**TEXTE:**
Par Jean-Marc Limoges



Après 21 ans d’existence, il va sans dire que le festival SPASM — mené d’une bienveillante main à l’âge de la maturité par Jarrett Mann — mérite l’impatience avec laquelle on l’attend et l’enthousiasme avec lequel on l’accueille. Chaque année, on se presse — tantôt dans une salle de spectacle, tantôt dans le confort de son salon (c’est du moins la possibilité qu’on nous offre depuis la pandémie) — afin de s’entasser autour du paquet que son directeur déballe pour nous en montrer les trouvailles : films d’horreur, de science-fiction, trashs, insolites ou inclassables, le plaisir de la découverte est renouvelé chaque année.

(Listes de localisation des éléments)
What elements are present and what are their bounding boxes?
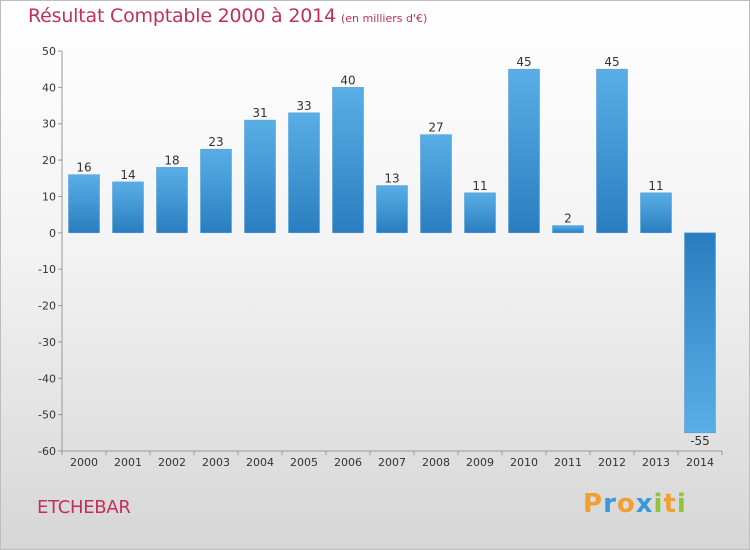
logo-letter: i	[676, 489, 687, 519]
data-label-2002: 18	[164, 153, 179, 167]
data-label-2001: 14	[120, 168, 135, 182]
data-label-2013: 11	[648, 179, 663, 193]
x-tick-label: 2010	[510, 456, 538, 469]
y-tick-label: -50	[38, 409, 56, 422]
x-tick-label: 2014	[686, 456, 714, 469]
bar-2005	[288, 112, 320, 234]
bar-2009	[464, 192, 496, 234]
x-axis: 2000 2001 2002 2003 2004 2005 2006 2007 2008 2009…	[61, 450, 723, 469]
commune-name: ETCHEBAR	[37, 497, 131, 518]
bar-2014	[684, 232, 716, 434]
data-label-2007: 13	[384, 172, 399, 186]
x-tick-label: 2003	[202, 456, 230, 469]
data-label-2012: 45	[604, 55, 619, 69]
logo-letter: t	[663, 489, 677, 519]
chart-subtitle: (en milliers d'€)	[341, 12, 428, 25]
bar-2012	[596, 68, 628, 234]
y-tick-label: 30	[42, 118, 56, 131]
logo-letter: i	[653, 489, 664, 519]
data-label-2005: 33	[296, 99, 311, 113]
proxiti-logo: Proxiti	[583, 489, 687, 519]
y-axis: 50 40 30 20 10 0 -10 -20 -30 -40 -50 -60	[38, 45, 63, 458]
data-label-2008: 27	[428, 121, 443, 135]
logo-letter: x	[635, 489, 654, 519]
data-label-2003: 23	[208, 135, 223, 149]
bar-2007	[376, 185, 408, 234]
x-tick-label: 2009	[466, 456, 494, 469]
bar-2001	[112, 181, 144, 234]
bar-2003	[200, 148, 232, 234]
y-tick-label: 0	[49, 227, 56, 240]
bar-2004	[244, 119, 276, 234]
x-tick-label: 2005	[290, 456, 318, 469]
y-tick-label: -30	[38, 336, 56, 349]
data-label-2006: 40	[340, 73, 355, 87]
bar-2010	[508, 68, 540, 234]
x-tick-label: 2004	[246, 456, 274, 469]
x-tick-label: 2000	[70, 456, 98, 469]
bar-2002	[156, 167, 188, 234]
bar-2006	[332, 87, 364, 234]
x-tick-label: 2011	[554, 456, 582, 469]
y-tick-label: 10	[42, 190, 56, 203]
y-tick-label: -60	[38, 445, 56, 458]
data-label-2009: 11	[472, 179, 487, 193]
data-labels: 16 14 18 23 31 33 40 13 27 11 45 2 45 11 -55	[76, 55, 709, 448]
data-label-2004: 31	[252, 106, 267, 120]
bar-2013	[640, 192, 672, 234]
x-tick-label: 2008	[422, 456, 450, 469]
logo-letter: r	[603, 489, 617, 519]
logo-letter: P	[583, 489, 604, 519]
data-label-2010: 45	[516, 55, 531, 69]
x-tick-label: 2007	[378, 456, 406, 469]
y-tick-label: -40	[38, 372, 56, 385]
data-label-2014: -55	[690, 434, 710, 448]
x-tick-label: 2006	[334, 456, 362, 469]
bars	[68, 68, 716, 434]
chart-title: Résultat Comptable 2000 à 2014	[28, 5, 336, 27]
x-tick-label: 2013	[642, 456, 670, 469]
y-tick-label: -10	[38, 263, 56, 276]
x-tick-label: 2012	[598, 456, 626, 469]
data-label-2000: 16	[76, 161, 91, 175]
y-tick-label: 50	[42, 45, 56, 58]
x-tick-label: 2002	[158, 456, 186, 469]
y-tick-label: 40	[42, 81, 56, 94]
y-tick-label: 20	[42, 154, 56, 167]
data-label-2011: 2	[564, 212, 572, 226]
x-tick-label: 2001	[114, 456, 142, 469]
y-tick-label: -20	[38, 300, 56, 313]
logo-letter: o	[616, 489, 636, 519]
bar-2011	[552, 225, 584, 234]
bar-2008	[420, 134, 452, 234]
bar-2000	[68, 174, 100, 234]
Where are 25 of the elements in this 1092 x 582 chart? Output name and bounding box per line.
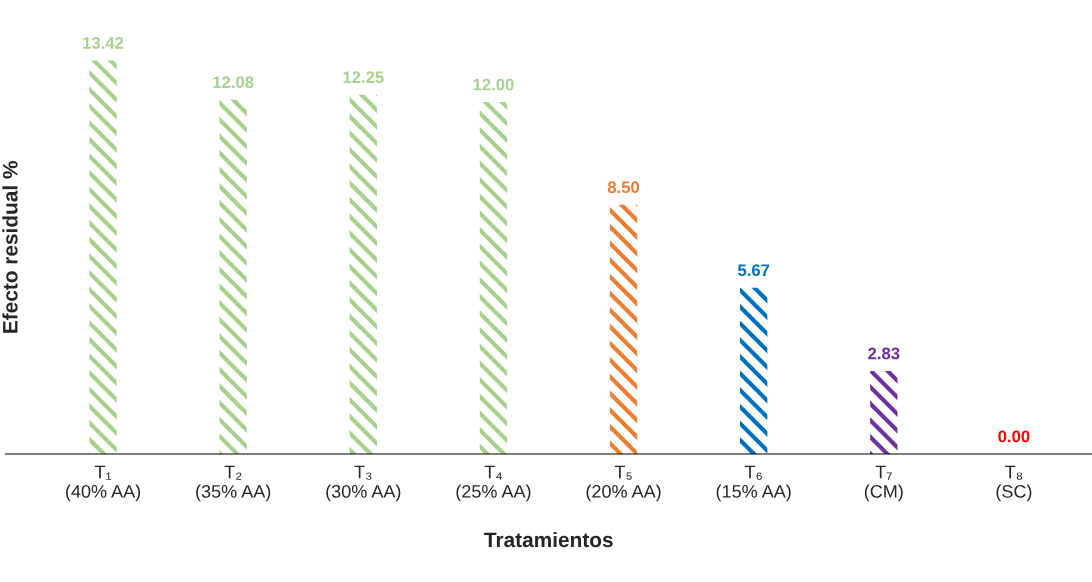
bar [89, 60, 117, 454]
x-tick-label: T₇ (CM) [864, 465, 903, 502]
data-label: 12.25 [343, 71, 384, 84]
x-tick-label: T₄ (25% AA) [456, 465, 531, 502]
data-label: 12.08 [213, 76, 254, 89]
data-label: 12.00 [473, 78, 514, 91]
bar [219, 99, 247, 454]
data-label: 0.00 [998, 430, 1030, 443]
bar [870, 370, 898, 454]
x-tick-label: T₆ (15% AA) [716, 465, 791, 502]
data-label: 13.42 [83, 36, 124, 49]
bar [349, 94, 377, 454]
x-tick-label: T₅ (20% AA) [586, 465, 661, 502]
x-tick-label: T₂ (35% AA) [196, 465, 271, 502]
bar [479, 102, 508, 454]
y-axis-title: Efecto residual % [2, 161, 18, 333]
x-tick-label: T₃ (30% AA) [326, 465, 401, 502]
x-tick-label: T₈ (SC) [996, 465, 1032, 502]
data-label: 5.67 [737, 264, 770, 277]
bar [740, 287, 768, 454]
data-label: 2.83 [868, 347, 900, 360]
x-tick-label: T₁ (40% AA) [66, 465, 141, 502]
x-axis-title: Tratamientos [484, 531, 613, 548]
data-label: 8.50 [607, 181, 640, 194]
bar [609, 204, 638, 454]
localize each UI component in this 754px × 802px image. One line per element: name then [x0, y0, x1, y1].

**CONSIGNE:**
Extrais mot pour mot du texte sur le festival SPASM le passage qui s'ouvre sur les mots contenant "Par Jean-Marc Limoges" et se clôt sur "renouvelé chaque année.".

**RÉPONSE FINALE:**
Par Jean-Marc Limoges



Après 21 ans d’existence, il va sans dire que le festival SPASM — mené d’une bienveillante main à l’âge de la maturité par Jarrett Mann — mérite l’impatience avec laquelle on l’attend et l’enthousiasme avec lequel on l’accueille. Chaque année, on se presse — tantôt dans une salle de spectacle, tantôt dans le confort de son salon (c’est du moins la possibilité qu’on nous offre depuis la pandémie) — afin de s’entasser autour du paquet que son directeur déballe pour nous en montrer les trouvailles : films d’horreur, de science-fiction, trashs, insolites ou inclassables, le plaisir de la découverte est renouvelé chaque année.